§ **PROBLEM TO SOLVE**
The entries need to be copied exactly.

__________________________________________________

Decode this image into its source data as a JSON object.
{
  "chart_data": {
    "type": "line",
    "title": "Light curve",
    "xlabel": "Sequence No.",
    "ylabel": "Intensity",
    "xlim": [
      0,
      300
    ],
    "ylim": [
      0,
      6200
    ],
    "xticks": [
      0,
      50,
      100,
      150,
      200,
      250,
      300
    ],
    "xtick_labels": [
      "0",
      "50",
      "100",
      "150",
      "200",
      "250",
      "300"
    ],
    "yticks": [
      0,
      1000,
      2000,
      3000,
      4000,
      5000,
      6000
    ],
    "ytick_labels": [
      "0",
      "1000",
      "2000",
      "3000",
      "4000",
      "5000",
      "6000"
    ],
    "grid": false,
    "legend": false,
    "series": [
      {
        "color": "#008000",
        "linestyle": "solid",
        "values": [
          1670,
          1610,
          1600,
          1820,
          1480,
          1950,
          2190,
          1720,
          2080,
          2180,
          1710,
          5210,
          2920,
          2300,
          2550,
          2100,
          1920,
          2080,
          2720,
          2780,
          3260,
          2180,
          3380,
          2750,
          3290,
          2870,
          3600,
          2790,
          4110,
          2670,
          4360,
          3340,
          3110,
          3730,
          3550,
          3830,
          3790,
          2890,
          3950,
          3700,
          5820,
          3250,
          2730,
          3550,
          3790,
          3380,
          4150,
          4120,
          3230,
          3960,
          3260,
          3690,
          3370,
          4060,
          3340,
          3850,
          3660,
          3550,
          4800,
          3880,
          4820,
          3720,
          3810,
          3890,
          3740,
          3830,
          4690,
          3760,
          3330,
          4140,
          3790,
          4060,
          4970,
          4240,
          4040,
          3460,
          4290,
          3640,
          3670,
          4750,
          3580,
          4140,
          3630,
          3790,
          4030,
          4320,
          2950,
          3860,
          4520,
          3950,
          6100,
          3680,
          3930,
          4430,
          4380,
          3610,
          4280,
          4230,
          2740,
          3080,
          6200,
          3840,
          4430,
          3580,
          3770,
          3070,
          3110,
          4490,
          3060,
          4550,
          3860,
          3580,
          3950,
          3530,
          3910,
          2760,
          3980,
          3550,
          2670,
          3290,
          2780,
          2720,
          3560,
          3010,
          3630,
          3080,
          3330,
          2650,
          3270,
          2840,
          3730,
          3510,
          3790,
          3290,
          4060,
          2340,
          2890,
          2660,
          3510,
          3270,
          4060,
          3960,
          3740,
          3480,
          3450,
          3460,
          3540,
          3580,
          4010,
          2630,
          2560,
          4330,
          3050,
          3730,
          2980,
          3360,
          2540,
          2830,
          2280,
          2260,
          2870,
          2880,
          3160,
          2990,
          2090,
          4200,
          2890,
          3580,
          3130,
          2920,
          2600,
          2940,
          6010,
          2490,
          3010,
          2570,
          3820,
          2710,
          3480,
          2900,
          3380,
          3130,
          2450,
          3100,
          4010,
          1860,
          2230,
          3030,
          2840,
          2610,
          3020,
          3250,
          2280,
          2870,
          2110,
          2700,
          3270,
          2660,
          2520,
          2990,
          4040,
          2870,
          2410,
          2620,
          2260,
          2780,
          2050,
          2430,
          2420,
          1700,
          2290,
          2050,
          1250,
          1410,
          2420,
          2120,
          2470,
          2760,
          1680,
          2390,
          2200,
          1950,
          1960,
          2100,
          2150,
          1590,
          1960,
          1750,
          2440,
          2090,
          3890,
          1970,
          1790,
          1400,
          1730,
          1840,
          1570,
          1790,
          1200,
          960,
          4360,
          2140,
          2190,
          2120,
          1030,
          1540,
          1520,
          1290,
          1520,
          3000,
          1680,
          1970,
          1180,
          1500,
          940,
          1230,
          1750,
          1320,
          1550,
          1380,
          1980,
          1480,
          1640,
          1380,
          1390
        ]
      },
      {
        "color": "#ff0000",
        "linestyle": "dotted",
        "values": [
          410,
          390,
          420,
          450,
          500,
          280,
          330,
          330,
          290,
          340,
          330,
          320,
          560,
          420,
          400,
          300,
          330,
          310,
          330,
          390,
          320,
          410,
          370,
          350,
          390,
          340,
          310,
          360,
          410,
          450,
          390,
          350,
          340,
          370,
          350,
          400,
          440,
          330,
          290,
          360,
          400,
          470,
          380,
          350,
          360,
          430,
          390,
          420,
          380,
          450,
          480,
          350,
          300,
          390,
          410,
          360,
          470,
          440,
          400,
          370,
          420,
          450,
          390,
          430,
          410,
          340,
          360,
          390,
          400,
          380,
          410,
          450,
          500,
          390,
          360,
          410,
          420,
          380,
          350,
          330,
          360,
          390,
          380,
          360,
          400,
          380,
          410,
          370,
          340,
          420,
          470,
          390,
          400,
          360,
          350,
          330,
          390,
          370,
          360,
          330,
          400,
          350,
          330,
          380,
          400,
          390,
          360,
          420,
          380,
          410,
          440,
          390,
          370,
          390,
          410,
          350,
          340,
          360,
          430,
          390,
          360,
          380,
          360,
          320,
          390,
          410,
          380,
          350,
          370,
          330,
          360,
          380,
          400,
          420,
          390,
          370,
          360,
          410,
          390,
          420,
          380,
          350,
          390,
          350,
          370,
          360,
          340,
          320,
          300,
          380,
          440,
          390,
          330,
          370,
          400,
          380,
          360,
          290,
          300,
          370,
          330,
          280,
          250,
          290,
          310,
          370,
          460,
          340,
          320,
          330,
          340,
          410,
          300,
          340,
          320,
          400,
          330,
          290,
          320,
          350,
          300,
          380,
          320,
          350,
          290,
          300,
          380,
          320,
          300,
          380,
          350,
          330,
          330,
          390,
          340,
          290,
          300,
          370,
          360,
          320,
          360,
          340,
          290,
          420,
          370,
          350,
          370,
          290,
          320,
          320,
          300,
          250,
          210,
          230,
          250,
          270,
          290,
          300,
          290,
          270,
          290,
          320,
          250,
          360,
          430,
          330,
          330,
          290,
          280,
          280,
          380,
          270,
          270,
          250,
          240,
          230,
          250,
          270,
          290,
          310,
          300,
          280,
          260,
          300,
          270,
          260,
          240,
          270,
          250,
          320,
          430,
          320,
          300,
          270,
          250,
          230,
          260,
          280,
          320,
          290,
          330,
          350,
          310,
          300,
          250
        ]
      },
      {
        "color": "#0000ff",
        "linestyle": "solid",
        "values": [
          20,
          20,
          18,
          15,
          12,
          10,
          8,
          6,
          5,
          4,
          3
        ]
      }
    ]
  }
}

__________________________________________________

§ **WRITTEN RESPONSE**
Decode this image into its source data as a JSON object.
{
  "chart_data": {
    "type": "line",
    "title": "Light curve",
    "xlabel": "Sequence No.",
    "ylabel": "Intensity",
    "xlim": [
      0,
      300
    ],
    "ylim": [
      0,
      6200
    ],
    "xticks": [
      0,
      50,
      100,
      150,
      200,
      250,
      300
    ],
    "xtick_labels": [
      "0",
      "50",
      "100",
      "150",
      "200",
      "250",
      "300"
    ],
    "yticks": [
      0,
      1000,
      2000,
      3000,
      4000,
      5000,
      6000
    ],
    "ytick_labels": [
      "0",
      "1000",
      "2000",
      "3000",
      "4000",
      "5000",
      "6000"
    ],
    "grid": false,
    "legend": false,
    "series": [
      {
        "color": "#008000",
        "linestyle": "solid",
        "values": [
          1670,
          1610,
          1600,
          1820,
          1480,
          1950,
          2190,
          1720,
          2080,
          2180,
          1710,
          5210,
          2920,
          2300,
          2550,
          2100,
          1920,
          2080,
          2720,
          2780,
          3260,
          2180,
          3380,
          2750,
          3290,
          2870,
          3600,
          2790,
          4110,
          2670,
          4360,
          3340,
          3110,
          3730,
          3550,
          3830,
          3790,
          2890,
          3950,
          3700,
          5820,
          3250,
          2730,
          3550,
          3790,
          3380,
          4150,
          4120,
          3230,
          3960,
          3260,
          3690,
          3370,
          4060,
          3340,
          3850,
          3660,
          3550,
          4800,
          3880,
          4820,
          3720,
          3810,
          3890,
          3740,
          3830,
          4690,
          3760,
          3330,
          4140,
          3790,
          4060,
          4970,
          4240,
          4040,
          3460,
          4290,
          3640,
          3670,
          4750,
          3580,
          4140,
          3630,
          3790,
          4030,
          4320,
          2950,
          3860,
          4520,
          3950,
          6100,
          3680,
          3930,
          4430,
          4380,
          3610,
          4280,
          4230,
          2740,
          3080,
          6200,
          3840,
          4430,
          3580,
          3770,
          3070,
          3110,
          4490,
          3060,
          4550,
          3860,
          3580,
          3950,
          3530,
          3910,
          2760,
          3980,
          3550,
          2670,
          3290,
          2780,
          2720,
          3560,
          3010,
          3630,
          3080,
          3330,
          2650,
          3270,
          2840,
          3730,
          3510,
          3790,
          3290,
          4060,
          2340,
          2890,
          2660,
          3510,
          3270,
          4060,
          3960,
          3740,
          3480,
          3450,
          3460,
          3540,
          3580,
          4010,
          2630,
          2560,
          4330,
          3050,
          3730,
          2980,
          3360,
          2540,
          2830,
          2280,
          2260,
          2870,
          2880,
          3160,
          2990,
          2090,
          4200,
          2890,
          3580,
          3130,
          2920,
          2600,
          2940,
          6010,
          2490,
          3010,
          2570,
          3820,
          2710,
          3480,
          2900,
          3380,
          3130,
          2450,
          3100,
          4010,
          1860,
          2230,
          3030,
          2840,
          2610,
          3020,
          3250,
          2280,
          2870,
          2110,
          2700,
          3270,
          2660,
          2520,
          2990,
          4040,
          2870,
          2410,
          2620,
          2260,
          2780,
          2050,
          2430,
          2420,
          1700,
          2290,
          2050,
          1250,
          1410,
          2420,
          2120,
          2470,
          2760,
          1680,
          2390,
          2200,
          1950,
          1960,
          2100,
          2150,
          1590,
          1960,
          1750,
          2440,
          2090,
          3890,
          1970,
          1790,
          1400,
          1730,
          1840,
          1570,
          1790,
          1200,
          960,
          4360,
          2140,
          2190,
          2120,
          1030,
          1540,
          1520,
          1290,
          1520,
          3000,
          1680,
          1970,
          1180,
          1500,
          940,
          1230,
          1750,
          1320,
          1550,
          1380,
          1980,
          1480,
          1640,
          1380,
          1390
        ]
      },
      {
        "color": "#ff0000",
        "linestyle": "dotted",
        "values": [
          410,
          390,
          420,
          450,
          500,
          280,
          330,
          330,
          290,
          340,
          330,
          320,
          560,
          420,
          400,
          300,
          330,
          310,
          330,
          390,
          320,
          410,
          370,
          350,
          390,
          340,
          310,
          360,
          410,
          450,
          390,
          350,
          340,
          370,
          350,
          400,
          440,
          330,
          290,
          360,
          400,
          470,
          380,
          350,
          360,
          430,
          390,
          420,
          380,
          450,
          480,
          350,
          300,
          390,
          410,
          360,
          470,
          440,
          400,
          370,
          420,
          450,
          390,
          430,
          410,
          340,
          360,
          390,
          400,
          380,
          410,
          450,
          500,
          390,
          360,
          410,
          420,
          380,
          350,
          330,
          360,
          390,
          380,
          360,
          400,
          380,
          410,
          370,
          340,
          420,
          470,
          390,
          400,
          360,
          350,
          330,
          390,
          370,
          360,
          330,
          400,
          350,
          330,
          380,
          400,
          390,
          360,
          420,
          380,
          410,
          440,
          390,
          370,
          390,
          410,
          350,
          340,
          360,
          430,
          390,
          360,
          380,
          360,
          320,
          390,
          410,
          380,
          350,
          370,
          330,
          360,
          380,
          400,
          420,
          390,
          370,
          360,
          410,
          390,
          420,
          380,
          350,
          390,
          350,
          370,
          360,
          340,
          320,
          300,
          380,
          440,
          390,
          330,
          370,
          400,
          380,
          360,
          290,
          300,
          370,
          330,
          280,
          250,
          290,
          310,
          370,
          460,
          340,
          320,
          330,
          340,
          410,
          300,
          340,
          320,
          400,
          330,
          290,
          320,
          350,
          300,
          380,
          320,
          350,
          290,
          300,
          380,
          320,
          300,
          380,
          350,
          330,
          330,
          390,
          340,
          290,
          300,
          370,
          360,
          320,
          360,
          340,
          290,
          420,
          370,
          350,
          370,
          290,
          320,
          320,
          300,
          250,
          210,
          230,
          250,
          270,
          290,
          300,
          290,
          270,
          290,
          320,
          250,
          360,
          430,
          330,
          330,
          290,
          280,
          280,
          380,
          270,
          270,
          250,
          240,
          230,
          250,
          270,
          290,
          310,
          300,
          280,
          260,
          300,
          270,
          260,
          240,
          270,
          250,
          320,
          430,
          320,
          300,
          270,
          250,
          230,
          260,
          280,
          320,
          290,
          330,
          350,
          310,
          300,
          250
        ]
      },
      {
        "color": "#0000ff",
        "linestyle": "solid",
        "values": [
          20,
          20,
          18,
          15,
          12,
          10,
          8,
          6,
          5,
          4,
          3
        ]
      }
    ]
  }
}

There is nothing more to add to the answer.